Listed records:

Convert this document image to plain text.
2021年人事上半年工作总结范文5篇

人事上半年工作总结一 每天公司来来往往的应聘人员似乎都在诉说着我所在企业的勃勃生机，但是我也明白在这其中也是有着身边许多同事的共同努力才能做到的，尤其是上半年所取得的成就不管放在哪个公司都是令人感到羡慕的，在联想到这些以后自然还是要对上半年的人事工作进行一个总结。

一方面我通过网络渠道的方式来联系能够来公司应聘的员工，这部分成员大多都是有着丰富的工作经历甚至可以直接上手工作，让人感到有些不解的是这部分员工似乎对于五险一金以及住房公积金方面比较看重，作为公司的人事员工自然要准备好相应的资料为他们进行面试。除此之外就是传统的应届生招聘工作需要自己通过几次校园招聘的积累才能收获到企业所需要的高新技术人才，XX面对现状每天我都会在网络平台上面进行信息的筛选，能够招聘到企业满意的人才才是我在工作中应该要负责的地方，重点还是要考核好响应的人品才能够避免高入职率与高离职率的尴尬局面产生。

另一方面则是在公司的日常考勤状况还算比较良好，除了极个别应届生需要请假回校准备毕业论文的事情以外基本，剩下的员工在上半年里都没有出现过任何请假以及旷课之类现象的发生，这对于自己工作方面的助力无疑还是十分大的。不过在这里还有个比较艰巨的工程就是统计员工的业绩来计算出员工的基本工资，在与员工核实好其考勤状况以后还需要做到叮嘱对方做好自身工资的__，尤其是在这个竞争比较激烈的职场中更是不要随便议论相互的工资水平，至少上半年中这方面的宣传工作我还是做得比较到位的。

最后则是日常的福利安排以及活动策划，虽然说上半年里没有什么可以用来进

Given problem: Reproduce the entire listing word for word.

Response:
Convert this document image to plain text.
2021年人事上半年工作总结范文5篇

人事上半年工作总结一 每天公司来来往往的应聘人员似乎都在诉说着我所在企业的勃勃生机，但是我也明白在这其中也是有着身边许多同事的共同努力才能做到的，尤其是上半年所取得的成就不管放在哪个公司都是令人感到羡慕的，在联想到这些以后自然还是要对上半年的人事工作进行一个总结。

一方面我通过网络渠道的方式来联系能够来公司应聘的员工，这部分成员大多都是有着丰富的工作经历甚至可以直接上手工作，让人感到有些不解的是这部分员工似乎对于五险一金以及住房公积金方面比较看重，作为公司的人事员工自然要准备好相应的资料为他们进行面试。除此之外就是传统的应届生招聘工作需要自己通过几次校园招聘的积累才能收获到企业所需要的高新技术人才，XX面对现状每天我都会在网络平台上面进行信息的筛选，能够招聘到企业满意的人才才是我在工作中应该要负责的地方，重点还是要考核好响应的人品才能够避免高入职率与高离职率的尴尬局面产生。

另一方面则是在公司的日常考勤状况还算比较良好，除了极个别应届生需要请假回校准备毕业论文的事情以外基本，剩下的员工在上半年里都没有出现过任何请假以及旷课之类现象的发生，这对于自己工作方面的助力无疑还是十分大的。不过在这里还有个比较艰巨的工程就是统计员工的业绩来计算出员工的基本工资，在与员工核实好其考勤状况以后还需要做到叮嘱对方做好自身工资的__，尤其是在这个竞争比较激烈的职场中更是不要随便议论相互的工资水平，至少上半年中这方面的宣传工作我还是做得比较到位的。

最后则是日常的福利安排以及活动策划，虽然说上半年里没有什么可以用来进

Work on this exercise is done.